** Begin **

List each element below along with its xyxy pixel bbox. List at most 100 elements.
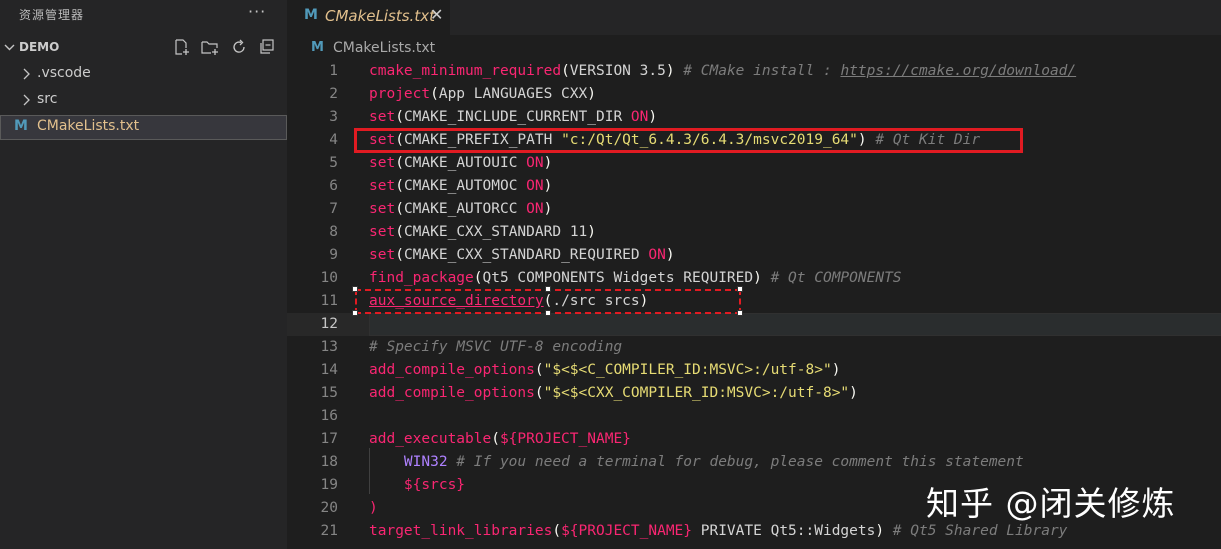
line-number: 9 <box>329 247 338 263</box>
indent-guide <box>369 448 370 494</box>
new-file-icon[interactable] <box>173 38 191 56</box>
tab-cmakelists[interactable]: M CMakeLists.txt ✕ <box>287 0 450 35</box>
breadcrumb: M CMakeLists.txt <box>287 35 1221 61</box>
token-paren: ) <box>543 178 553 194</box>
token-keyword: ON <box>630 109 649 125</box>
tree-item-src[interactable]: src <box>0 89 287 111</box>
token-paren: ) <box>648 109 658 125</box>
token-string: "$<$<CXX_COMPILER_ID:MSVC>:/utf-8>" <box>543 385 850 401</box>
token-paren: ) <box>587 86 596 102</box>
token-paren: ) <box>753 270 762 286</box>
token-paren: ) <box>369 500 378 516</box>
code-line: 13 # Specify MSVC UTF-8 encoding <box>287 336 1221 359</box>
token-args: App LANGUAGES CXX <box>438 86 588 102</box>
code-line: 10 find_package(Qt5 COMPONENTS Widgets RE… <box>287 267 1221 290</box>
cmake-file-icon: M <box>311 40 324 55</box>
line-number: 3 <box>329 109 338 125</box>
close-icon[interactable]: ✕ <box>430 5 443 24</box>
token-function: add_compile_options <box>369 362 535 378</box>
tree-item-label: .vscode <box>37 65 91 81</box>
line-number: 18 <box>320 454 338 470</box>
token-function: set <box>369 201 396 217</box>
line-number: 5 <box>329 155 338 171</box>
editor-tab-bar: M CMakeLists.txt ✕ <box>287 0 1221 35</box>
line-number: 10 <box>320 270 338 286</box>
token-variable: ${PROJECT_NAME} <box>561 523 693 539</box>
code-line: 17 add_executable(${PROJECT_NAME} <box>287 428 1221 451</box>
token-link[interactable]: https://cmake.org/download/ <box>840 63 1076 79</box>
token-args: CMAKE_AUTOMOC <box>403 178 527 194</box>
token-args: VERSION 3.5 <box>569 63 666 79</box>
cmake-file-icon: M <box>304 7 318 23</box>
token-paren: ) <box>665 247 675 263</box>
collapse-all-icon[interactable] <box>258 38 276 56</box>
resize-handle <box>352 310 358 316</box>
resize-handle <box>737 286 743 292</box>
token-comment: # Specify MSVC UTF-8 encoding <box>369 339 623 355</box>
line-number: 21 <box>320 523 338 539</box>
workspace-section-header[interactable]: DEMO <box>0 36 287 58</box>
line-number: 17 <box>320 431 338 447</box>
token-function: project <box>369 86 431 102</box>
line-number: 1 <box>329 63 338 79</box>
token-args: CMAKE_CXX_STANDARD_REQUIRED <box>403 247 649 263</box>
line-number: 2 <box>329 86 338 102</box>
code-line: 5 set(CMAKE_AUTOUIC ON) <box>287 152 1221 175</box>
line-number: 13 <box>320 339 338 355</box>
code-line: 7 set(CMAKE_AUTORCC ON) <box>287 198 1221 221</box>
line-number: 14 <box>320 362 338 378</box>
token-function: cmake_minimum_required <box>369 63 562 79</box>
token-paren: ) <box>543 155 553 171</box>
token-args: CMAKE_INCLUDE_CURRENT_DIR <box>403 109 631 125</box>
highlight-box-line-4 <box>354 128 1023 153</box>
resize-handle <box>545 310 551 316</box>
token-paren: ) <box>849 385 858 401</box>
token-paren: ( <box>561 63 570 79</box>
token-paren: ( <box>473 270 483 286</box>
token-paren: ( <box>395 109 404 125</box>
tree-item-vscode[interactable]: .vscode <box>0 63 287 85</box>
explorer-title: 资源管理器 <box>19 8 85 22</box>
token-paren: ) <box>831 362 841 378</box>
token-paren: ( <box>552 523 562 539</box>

** End **

◆ **What is expected**: Could you repeat the data verbatim, starting at the line that contains "line-number: 9 <box>329 247 338 263</box>" and ending at the line that contains "token-keyword: ON <box>630 109 649 125</box>", with both of those lines included?

◆ **Task result**:
line-number: 9 <box>329 247 338 263</box>
indent-guide <box>369 448 370 494</box>
new-file-icon[interactable] <box>173 38 191 56</box>
tab-cmakelists[interactable]: M CMakeLists.txt ✕ <box>287 0 450 35</box>
breadcrumb: M CMakeLists.txt <box>287 35 1221 61</box>
token-paren: ) <box>543 178 553 194</box>
token-keyword: ON <box>630 109 649 125</box>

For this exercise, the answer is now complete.